● **Task objective**
Type out the data exactly as given. Skip any image.
━━━ Working data
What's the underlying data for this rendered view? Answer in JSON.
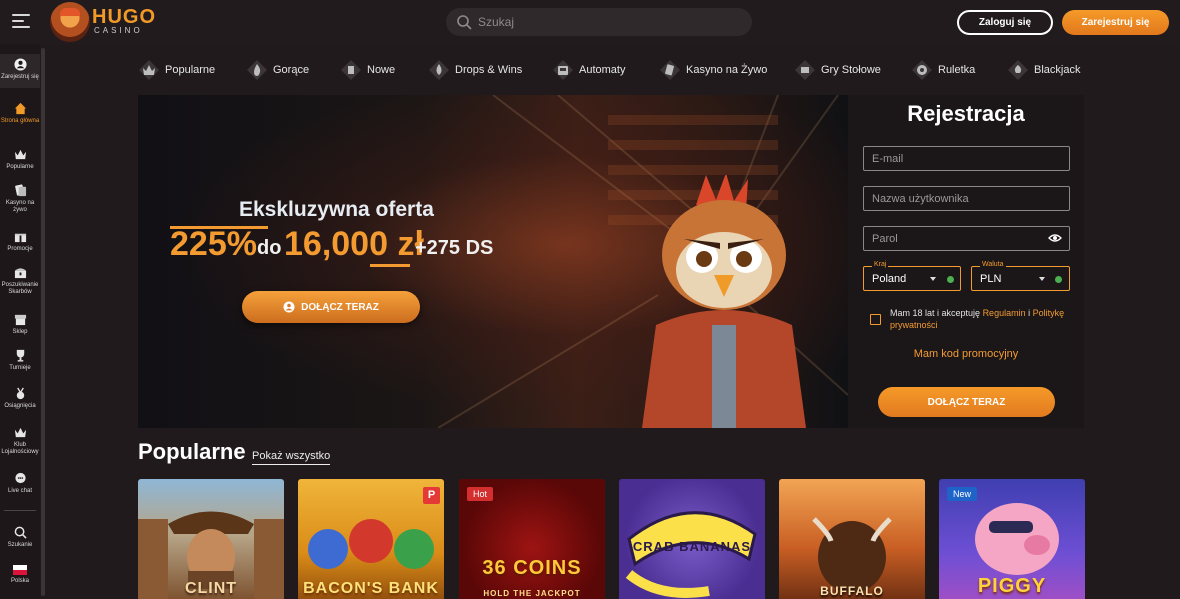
{
  "header": {
    "logo_text": "HUGO",
    "logo_sub": "CASINO",
    "search_placeholder": "Szukaj",
    "login_label": "Zaloguj się",
    "register_label": "Zarejestruj się"
  },
  "sidebar": {
    "items": [
      {
        "label": "Zarejestruj się",
        "icon": "user-circle-icon"
      },
      {
        "label": "Strona główna",
        "icon": "home-icon"
      },
      {
        "label": "Popularne",
        "icon": "crown-icon"
      },
      {
        "label": "Kasyno na żywo",
        "icon": "cards-icon"
      },
      {
        "label": "Promocje",
        "icon": "gift-icon"
      },
      {
        "label": "Poszukiwanie Skarbów",
        "icon": "treasure-icon"
      },
      {
        "label": "Sklep",
        "icon": "shop-icon"
      },
      {
        "label": "Turnieje",
        "icon": "trophy-icon"
      },
      {
        "label": "Osiągnięcia",
        "icon": "medal-icon"
      },
      {
        "label": "Klub Lojalnościowy",
        "icon": "loyalty-crown-icon"
      },
      {
        "label": "Live chat",
        "icon": "chat-icon"
      },
      {
        "label": "Szukanie",
        "icon": "search-icon"
      },
      {
        "label": "Polska",
        "icon": "poland-flag-icon"
      }
    ]
  },
  "categories": [
    {
      "label": "Popularne",
      "icon": "crown-icon"
    },
    {
      "label": "Gorące",
      "icon": "flame-icon"
    },
    {
      "label": "Nowe",
      "icon": "new-icon"
    },
    {
      "label": "Drops & Wins",
      "icon": "drops-icon"
    },
    {
      "label": "Automaty",
      "icon": "slot-machine-icon"
    },
    {
      "label": "Kasyno na Żywo",
      "icon": "live-casino-icon"
    },
    {
      "label": "Gry Stołowe",
      "icon": "table-games-icon"
    },
    {
      "label": "Ruletka",
      "icon": "roulette-icon"
    },
    {
      "label": "Blackjack",
      "icon": "blackjack-icon"
    }
  ],
  "hero": {
    "title": "Ekskluzywna oferta",
    "percent": "225%",
    "do": "do",
    "amount": "16,000 zł",
    "extra": "+275 DS",
    "button": "DOŁĄCZ TERAZ"
  },
  "registration": {
    "title": "Rejestracja",
    "email_placeholder": "E-mail",
    "username_placeholder": "Nazwa użytkownika",
    "password_placeholder": "Parol",
    "country_label": "Kraj",
    "country_value": "Poland",
    "currency_label": "Waluta",
    "currency_value": "PLN",
    "terms_text": "Mam 18 lat i akceptuję",
    "terms_link": "Regulamin",
    "terms_and": "i",
    "privacy_link": "Politykę prywatności",
    "promo_link": "Mam kod promocyjny",
    "submit": "DOŁĄCZ TERAZ"
  },
  "popular": {
    "title": "Popularne",
    "show_all": "Pokaż wszystko",
    "games": [
      {
        "name": "CLINT",
        "badge": ""
      },
      {
        "name": "BACON'S BANK",
        "badge": "P"
      },
      {
        "name": "36 COINS",
        "badge": "Hot",
        "sub": "HOLD THE JACKPOT"
      },
      {
        "name": "CRAB BANANAS",
        "badge": ""
      },
      {
        "name": "BUFFALO",
        "badge": ""
      },
      {
        "name": "PIGGY",
        "badge": "New"
      }
    ]
  },
  "colors": {
    "accent": "#f39b31",
    "background": "#201a1d",
    "hot_badge": "#d32f2f",
    "new_badge": "#1e63c8"
  }
}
━━━━━━
● **Solution to this exercise**
What's the underlying data for this rendered view? Answer in JSON.
{
  "header": {
    "logo_text": "HUGO",
    "logo_sub": "CASINO",
    "search_placeholder": "Szukaj",
    "login_label": "Zaloguj się",
    "register_label": "Zarejestruj się"
  },
  "sidebar": {
    "items": [
      {
        "label": "Zarejestruj się",
        "icon": "user-circle-icon"
      },
      {
        "label": "Strona główna",
        "icon": "home-icon"
      },
      {
        "label": "Popularne",
        "icon": "crown-icon"
      },
      {
        "label": "Kasyno na żywo",
        "icon": "cards-icon"
      },
      {
        "label": "Promocje",
        "icon": "gift-icon"
      },
      {
        "label": "Poszukiwanie Skarbów",
        "icon": "treasure-icon"
      },
      {
        "label": "Sklep",
        "icon": "shop-icon"
      },
      {
        "label": "Turnieje",
        "icon": "trophy-icon"
      },
      {
        "label": "Osiągnięcia",
        "icon": "medal-icon"
      },
      {
        "label": "Klub Lojalnościowy",
        "icon": "loyalty-crown-icon"
      },
      {
        "label": "Live chat",
        "icon": "chat-icon"
      },
      {
        "label": "Szukanie",
        "icon": "search-icon"
      },
      {
        "label": "Polska",
        "icon": "poland-flag-icon"
      }
    ]
  },
  "categories": [
    {
      "label": "Popularne",
      "icon": "crown-icon"
    },
    {
      "label": "Gorące",
      "icon": "flame-icon"
    },
    {
      "label": "Nowe",
      "icon": "new-icon"
    },
    {
      "label": "Drops & Wins",
      "icon": "drops-icon"
    },
    {
      "label": "Automaty",
      "icon": "slot-machine-icon"
    },
    {
      "label": "Kasyno na Żywo",
      "icon": "live-casino-icon"
    },
    {
      "label": "Gry Stołowe",
      "icon": "table-games-icon"
    },
    {
      "label": "Ruletka",
      "icon": "roulette-icon"
    },
    {
      "label": "Blackjack",
      "icon": "blackjack-icon"
    }
  ],
  "hero": {
    "title": "Ekskluzywna oferta",
    "percent": "225%",
    "do": "do",
    "amount": "16,000 zł",
    "extra": "+275 DS",
    "button": "DOŁĄCZ TERAZ"
  },
  "registration": {
    "title": "Rejestracja",
    "email_placeholder": "E-mail",
    "username_placeholder": "Nazwa użytkownika",
    "password_placeholder": "Parol",
    "country_label": "Kraj",
    "country_value": "Poland",
    "currency_label": "Waluta",
    "currency_value": "PLN",
    "terms_text": "Mam 18 lat i akceptuję",
    "terms_link": "Regulamin",
    "terms_and": "i",
    "privacy_link": "Politykę prywatności",
    "promo_link": "Mam kod promocyjny",
    "submit": "DOŁĄCZ TERAZ"
  },
  "popular": {
    "title": "Popularne",
    "show_all": "Pokaż wszystko",
    "games": [
      {
        "name": "CLINT",
        "badge": ""
      },
      {
        "name": "BACON'S BANK",
        "badge": "P"
      },
      {
        "name": "36 COINS",
        "badge": "Hot",
        "sub": "HOLD THE JACKPOT"
      },
      {
        "name": "CRAB BANANAS",
        "badge": ""
      },
      {
        "name": "BUFFALO",
        "badge": ""
      },
      {
        "name": "PIGGY",
        "badge": "New"
      }
    ]
  },
  "colors": {
    "accent": "#f39b31",
    "background": "#201a1d",
    "hot_badge": "#d32f2f",
    "new_badge": "#1e63c8"
  }
}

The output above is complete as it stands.